— Start of EXTRACTED DATA —

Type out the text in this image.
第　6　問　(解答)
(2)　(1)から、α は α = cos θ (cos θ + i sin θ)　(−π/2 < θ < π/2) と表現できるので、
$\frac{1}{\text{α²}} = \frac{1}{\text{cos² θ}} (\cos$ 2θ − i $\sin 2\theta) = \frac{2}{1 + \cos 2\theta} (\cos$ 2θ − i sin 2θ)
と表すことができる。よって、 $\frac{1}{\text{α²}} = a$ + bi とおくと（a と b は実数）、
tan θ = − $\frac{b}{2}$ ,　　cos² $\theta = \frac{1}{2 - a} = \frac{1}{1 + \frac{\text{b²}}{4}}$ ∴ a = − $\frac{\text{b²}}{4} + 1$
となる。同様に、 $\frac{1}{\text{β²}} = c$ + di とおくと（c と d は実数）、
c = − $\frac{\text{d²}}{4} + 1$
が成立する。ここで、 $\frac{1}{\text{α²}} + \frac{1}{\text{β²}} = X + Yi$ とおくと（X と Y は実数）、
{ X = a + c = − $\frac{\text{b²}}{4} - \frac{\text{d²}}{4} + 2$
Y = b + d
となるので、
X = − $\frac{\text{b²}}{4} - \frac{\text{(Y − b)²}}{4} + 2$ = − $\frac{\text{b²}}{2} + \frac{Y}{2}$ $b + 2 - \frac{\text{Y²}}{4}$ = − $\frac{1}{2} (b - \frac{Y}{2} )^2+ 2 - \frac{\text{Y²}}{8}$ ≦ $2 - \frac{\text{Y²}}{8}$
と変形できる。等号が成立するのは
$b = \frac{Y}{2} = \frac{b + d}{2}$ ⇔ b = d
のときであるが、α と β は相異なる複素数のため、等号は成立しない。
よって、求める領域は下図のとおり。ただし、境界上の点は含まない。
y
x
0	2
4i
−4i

— End of EXTRACTED DATA —

_AIM:_
Type out all of the material again, word for word.

_RESPONSE TO THE EXERCISE:_
Type out the text in this image.
第　6　問　(解答)
(2)　(1)から、α は α = cos θ (cos θ + i sin θ)　(−π/2 < θ < π/2) と表現できるので、
$\frac{1}{\text{α²}} = \frac{1}{\text{cos² θ}} (\cos$ 2θ − i $\sin 2\theta) = \frac{2}{1 + \cos 2\theta} (\cos$ 2θ − i sin 2θ)
と表すことができる。よって、 $\frac{1}{\text{α²}} = a$ + bi とおくと（a と b は実数）、
tan θ = − $\frac{b}{2}$ ,　　cos² $\theta = \frac{1}{2 - a} = \frac{1}{1 + \frac{\text{b²}}{4}}$ ∴ a = − $\frac{\text{b²}}{4} + 1$
となる。同様に、 $\frac{1}{\text{β²}} = c$ + di とおくと（c と d は実数）、
c = − $\frac{\text{d²}}{4} + 1$
が成立する。ここで、 $\frac{1}{\text{α²}} + \frac{1}{\text{β²}} = X + Yi$ とおくと（X と Y は実数）、
{ X = a + c = − $\frac{\text{b²}}{4} - \frac{\text{d²}}{4} + 2$
Y = b + d
となるので、
X = − $\frac{\text{b²}}{4} - \frac{\text{(Y − b)²}}{4} + 2$ = − $\frac{\text{b²}}{2} + \frac{Y}{2}$ $b + 2 - \frac{\text{Y²}}{4}$ = − $\frac{1}{2} (b - \frac{Y}{2} )^2+ 2 - \frac{\text{Y²}}{8}$ ≦ $2 - \frac{\text{Y²}}{8}$
と変形できる。等号が成立するのは
$b = \frac{Y}{2} = \frac{b + d}{2}$ ⇔ b = d
のときであるが、α と β は相異なる複素数のため、等号は成立しない。
よって、求める領域は下図のとおり。ただし、境界上の点は含まない。
y
x
0	2
4i
−4i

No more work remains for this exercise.